• _Given information_:
* start *

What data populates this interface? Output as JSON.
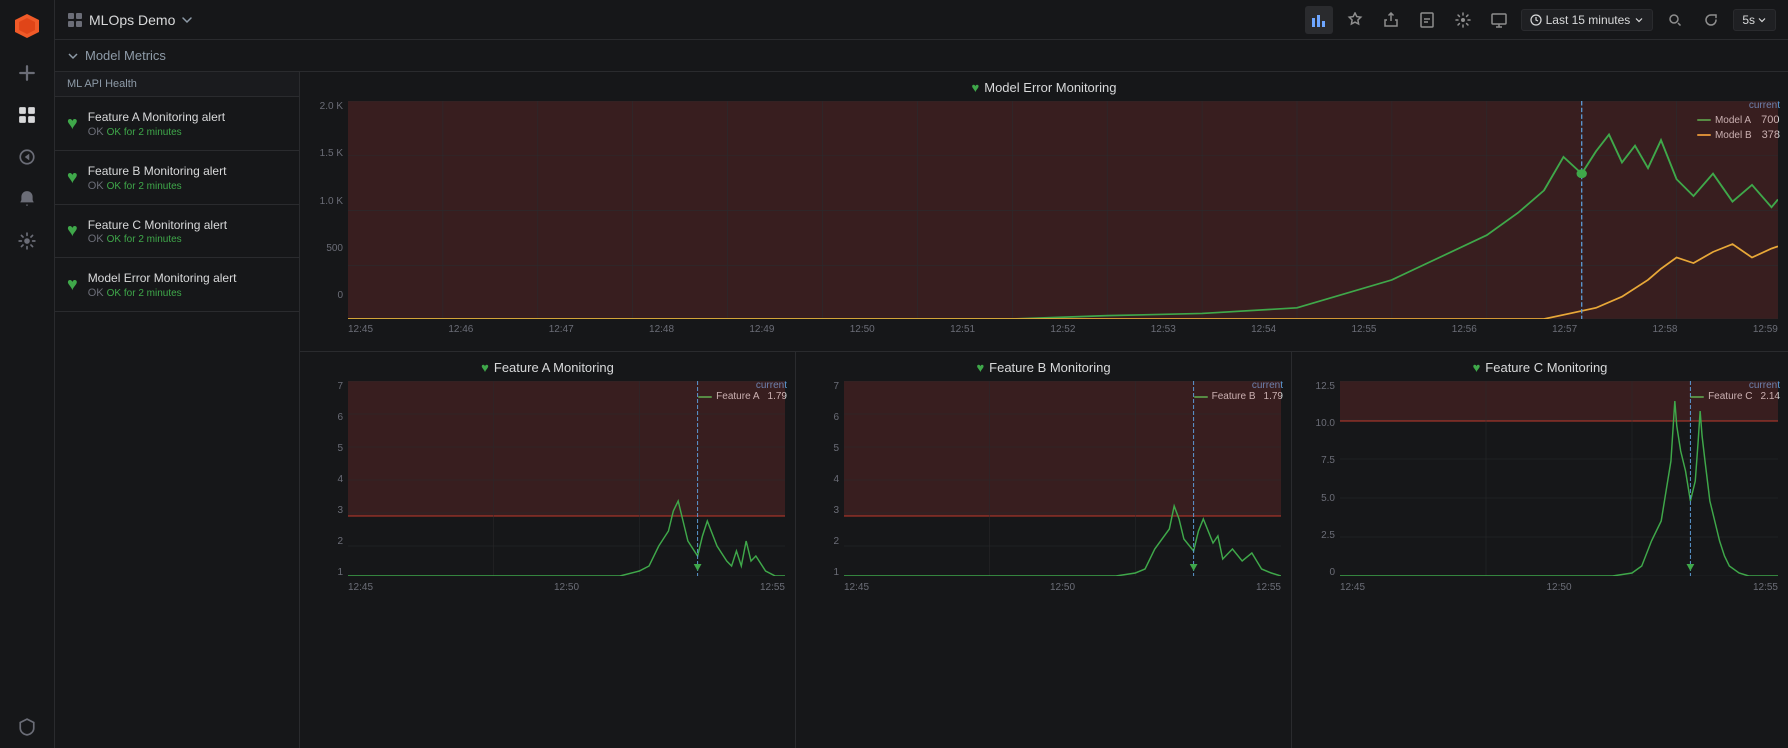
{
  "app": {
    "title": "MLOps Demo",
    "logo_icon": "grid-squares-icon"
  },
  "topbar": {
    "title": "MLOps Demo",
    "time_label": "Last 15 minutes",
    "refresh_label": "5s",
    "icons": [
      "bar-chart-icon",
      "star-icon",
      "share-icon",
      "bookmark-icon",
      "settings-icon",
      "tv-icon"
    ]
  },
  "section": {
    "title": "Model Metrics",
    "chevron": "chevron-down-icon"
  },
  "sidebar_icons": [
    "plus-icon",
    "grid-icon",
    "compass-icon",
    "bell-icon",
    "gear-icon",
    "shield-icon"
  ],
  "alert_panel": {
    "header": "ML API Health",
    "items": [
      {
        "name": "Feature A Monitoring alert",
        "status": "OK for 2 minutes"
      },
      {
        "name": "Feature B Monitoring alert",
        "status": "OK for 2 minutes"
      },
      {
        "name": "Feature C Monitoring alert",
        "status": "OK for 2 minutes"
      },
      {
        "name": "Model Error Monitoring alert",
        "status": "OK for 2 minutes"
      }
    ]
  },
  "charts": {
    "main": {
      "title": "Model Error Monitoring",
      "y_labels": [
        "2.0 K",
        "1.5 K",
        "1.0 K",
        "500",
        "0"
      ],
      "x_labels": [
        "12:45",
        "12:46",
        "12:47",
        "12:48",
        "12:49",
        "12:50",
        "12:51",
        "12:52",
        "12:53",
        "12:54",
        "12:55",
        "12:56",
        "12:57",
        "12:58",
        "12:59"
      ],
      "current_label": "current",
      "legend": [
        {
          "name": "Model A",
          "color": "#3fa84a",
          "value": "700"
        },
        {
          "name": "Model B",
          "color": "#e8a838",
          "value": "378"
        }
      ]
    },
    "feature_a": {
      "title": "Feature A Monitoring",
      "y_labels": [
        "7",
        "6",
        "5",
        "4",
        "3",
        "2",
        "1"
      ],
      "x_labels": [
        "12:45",
        "12:50",
        "12:55"
      ],
      "current_label": "current",
      "legend": [
        {
          "name": "Feature A",
          "color": "#3fa84a",
          "value": "1.79"
        }
      ]
    },
    "feature_b": {
      "title": "Feature B Monitoring",
      "y_labels": [
        "7",
        "6",
        "5",
        "4",
        "3",
        "2",
        "1"
      ],
      "x_labels": [
        "12:45",
        "12:50",
        "12:55"
      ],
      "current_label": "current",
      "legend": [
        {
          "name": "Feature B",
          "color": "#3fa84a",
          "value": "1.79"
        }
      ]
    },
    "feature_c": {
      "title": "Feature C Monitoring",
      "y_labels": [
        "12.5",
        "10.0",
        "7.5",
        "5.0",
        "2.5",
        "0"
      ],
      "x_labels": [
        "12:45",
        "12:50",
        "12:55"
      ],
      "current_label": "current",
      "legend": [
        {
          "name": "Feature C",
          "color": "#3fa84a",
          "value": "2.14"
        }
      ]
    }
  }
}
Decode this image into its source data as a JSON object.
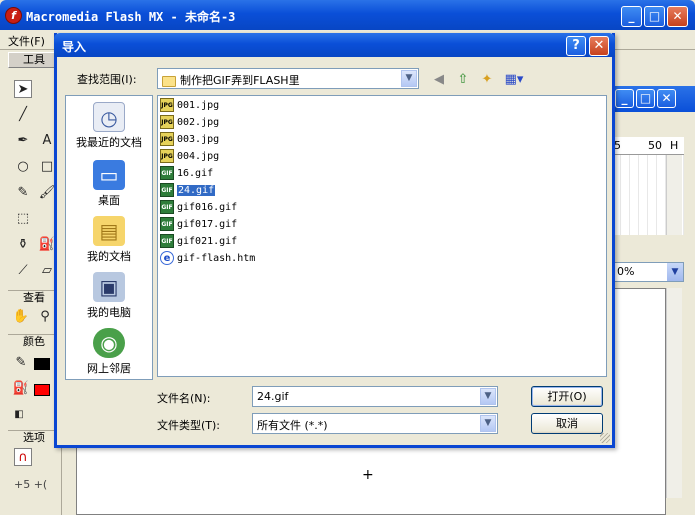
{
  "main_window": {
    "title": "Macromedia Flash MX - 未命名-3",
    "logo_letter": "f",
    "minimize": "_",
    "maximize": "□",
    "close": "✕",
    "menu_first": "文件(F)"
  },
  "toolbox": {
    "header": "工具",
    "sections": {
      "view": "查看",
      "colors": "颜色",
      "options": "选项"
    },
    "stroke_color": "#000000",
    "fill_color": "#ff0000"
  },
  "right_panel": {
    "ruler_5": "5",
    "ruler_50": "50",
    "ruler_unit": "H",
    "zoom_value": "0%"
  },
  "stage": {
    "crosshair": "+"
  },
  "dialog": {
    "title": "导入",
    "help_btn": "?",
    "close_btn": "✕",
    "look_in_label": "查找范围(I):",
    "look_in_value": "制作把GIF弄到FLASH里",
    "places": [
      {
        "label": "我最近的文档",
        "icon": "recent-documents-icon"
      },
      {
        "label": "桌面",
        "icon": "desktop-icon"
      },
      {
        "label": "我的文档",
        "icon": "my-documents-icon"
      },
      {
        "label": "我的电脑",
        "icon": "my-computer-icon"
      },
      {
        "label": "网上邻居",
        "icon": "network-places-icon"
      }
    ],
    "files": [
      {
        "name": "001.jpg",
        "type": "jpg"
      },
      {
        "name": "002.jpg",
        "type": "jpg"
      },
      {
        "name": "003.jpg",
        "type": "jpg"
      },
      {
        "name": "004.jpg",
        "type": "jpg"
      },
      {
        "name": "16.gif",
        "type": "gif"
      },
      {
        "name": "24.gif",
        "type": "gif",
        "selected": true
      },
      {
        "name": "gif016.gif",
        "type": "gif"
      },
      {
        "name": "gif017.gif",
        "type": "gif"
      },
      {
        "name": "gif021.gif",
        "type": "gif"
      },
      {
        "name": "gif-flash.htm",
        "type": "htm"
      }
    ],
    "filename_label": "文件名(N):",
    "filename_value": "24.gif",
    "filetype_label": "文件类型(T):",
    "filetype_value": "所有文件 (*.*)",
    "open_button": "打开(O)",
    "cancel_button": "取消"
  }
}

* end *

• _Required work_:
Pictures are not part of the copy; reproduce everything else in the records exactly.

• _Answer for the task_:
What data populates this interface? Output as JSON.
{
  "app": {
    "title": "MLOps Demo",
    "logo_icon": "grid-squares-icon"
  },
  "topbar": {
    "title": "MLOps Demo",
    "time_label": "Last 15 minutes",
    "refresh_label": "5s",
    "icons": [
      "bar-chart-icon",
      "star-icon",
      "share-icon",
      "bookmark-icon",
      "settings-icon",
      "tv-icon"
    ]
  },
  "section": {
    "title": "Model Metrics",
    "chevron": "chevron-down-icon"
  },
  "sidebar_icons": [
    "plus-icon",
    "grid-icon",
    "compass-icon",
    "bell-icon",
    "gear-icon",
    "shield-icon"
  ],
  "alert_panel": {
    "header": "ML API Health",
    "items": [
      {
        "name": "Feature A Monitoring alert",
        "status": "OK for 2 minutes"
      },
      {
        "name": "Feature B Monitoring alert",
        "status": "OK for 2 minutes"
      },
      {
        "name": "Feature C Monitoring alert",
        "status": "OK for 2 minutes"
      },
      {
        "name": "Model Error Monitoring alert",
        "status": "OK for 2 minutes"
      }
    ]
  },
  "charts": {
    "main": {
      "title": "Model Error Monitoring",
      "y_labels": [
        "2.0 K",
        "1.5 K",
        "1.0 K",
        "500",
        "0"
      ],
      "x_labels": [
        "12:45",
        "12:46",
        "12:47",
        "12:48",
        "12:49",
        "12:50",
        "12:51",
        "12:52",
        "12:53",
        "12:54",
        "12:55",
        "12:56",
        "12:57",
        "12:58",
        "12:59"
      ],
      "current_label": "current",
      "legend": [
        {
          "name": "Model A",
          "color": "#3fa84a",
          "value": "700"
        },
        {
          "name": "Model B",
          "color": "#e8a838",
          "value": "378"
        }
      ]
    },
    "feature_a": {
      "title": "Feature A Monitoring",
      "y_labels": [
        "7",
        "6",
        "5",
        "4",
        "3",
        "2",
        "1"
      ],
      "x_labels": [
        "12:45",
        "12:50",
        "12:55"
      ],
      "current_label": "current",
      "legend": [
        {
          "name": "Feature A",
          "color": "#3fa84a",
          "value": "1.79"
        }
      ]
    },
    "feature_b": {
      "title": "Feature B Monitoring",
      "y_labels": [
        "7",
        "6",
        "5",
        "4",
        "3",
        "2",
        "1"
      ],
      "x_labels": [
        "12:45",
        "12:50",
        "12:55"
      ],
      "current_label": "current",
      "legend": [
        {
          "name": "Feature B",
          "color": "#3fa84a",
          "value": "1.79"
        }
      ]
    },
    "feature_c": {
      "title": "Feature C Monitoring",
      "y_labels": [
        "12.5",
        "10.0",
        "7.5",
        "5.0",
        "2.5",
        "0"
      ],
      "x_labels": [
        "12:45",
        "12:50",
        "12:55"
      ],
      "current_label": "current",
      "legend": [
        {
          "name": "Feature C",
          "color": "#3fa84a",
          "value": "2.14"
        }
      ]
    }
  }
}
Decode this image into its source data as a JSON object.
{
  "main_window": {
    "title": "Macromedia Flash MX - 未命名-3",
    "logo_letter": "f",
    "minimize": "_",
    "maximize": "□",
    "close": "✕",
    "menu_first": "文件(F)"
  },
  "toolbox": {
    "header": "工具",
    "sections": {
      "view": "查看",
      "colors": "颜色",
      "options": "选项"
    },
    "stroke_color": "#000000",
    "fill_color": "#ff0000"
  },
  "right_panel": {
    "ruler_5": "5",
    "ruler_50": "50",
    "ruler_unit": "H",
    "zoom_value": "0%"
  },
  "stage": {
    "crosshair": "+"
  },
  "dialog": {
    "title": "导入",
    "help_btn": "?",
    "close_btn": "✕",
    "look_in_label": "查找范围(I):",
    "look_in_value": "制作把GIF弄到FLASH里",
    "places": [
      {
        "label": "我最近的文档",
        "icon": "recent-documents-icon"
      },
      {
        "label": "桌面",
        "icon": "desktop-icon"
      },
      {
        "label": "我的文档",
        "icon": "my-documents-icon"
      },
      {
        "label": "我的电脑",
        "icon": "my-computer-icon"
      },
      {
        "label": "网上邻居",
        "icon": "network-places-icon"
      }
    ],
    "files": [
      {
        "name": "001.jpg",
        "type": "jpg"
      },
      {
        "name": "002.jpg",
        "type": "jpg"
      },
      {
        "name": "003.jpg",
        "type": "jpg"
      },
      {
        "name": "004.jpg",
        "type": "jpg"
      },
      {
        "name": "16.gif",
        "type": "gif"
      },
      {
        "name": "24.gif",
        "type": "gif",
        "selected": true
      },
      {
        "name": "gif016.gif",
        "type": "gif"
      },
      {
        "name": "gif017.gif",
        "type": "gif"
      },
      {
        "name": "gif021.gif",
        "type": "gif"
      },
      {
        "name": "gif-flash.htm",
        "type": "htm"
      }
    ],
    "filename_label": "文件名(N):",
    "filename_value": "24.gif",
    "filetype_label": "文件类型(T):",
    "filetype_value": "所有文件 (*.*)",
    "open_button": "打开(O)",
    "cancel_button": "取消"
  }
}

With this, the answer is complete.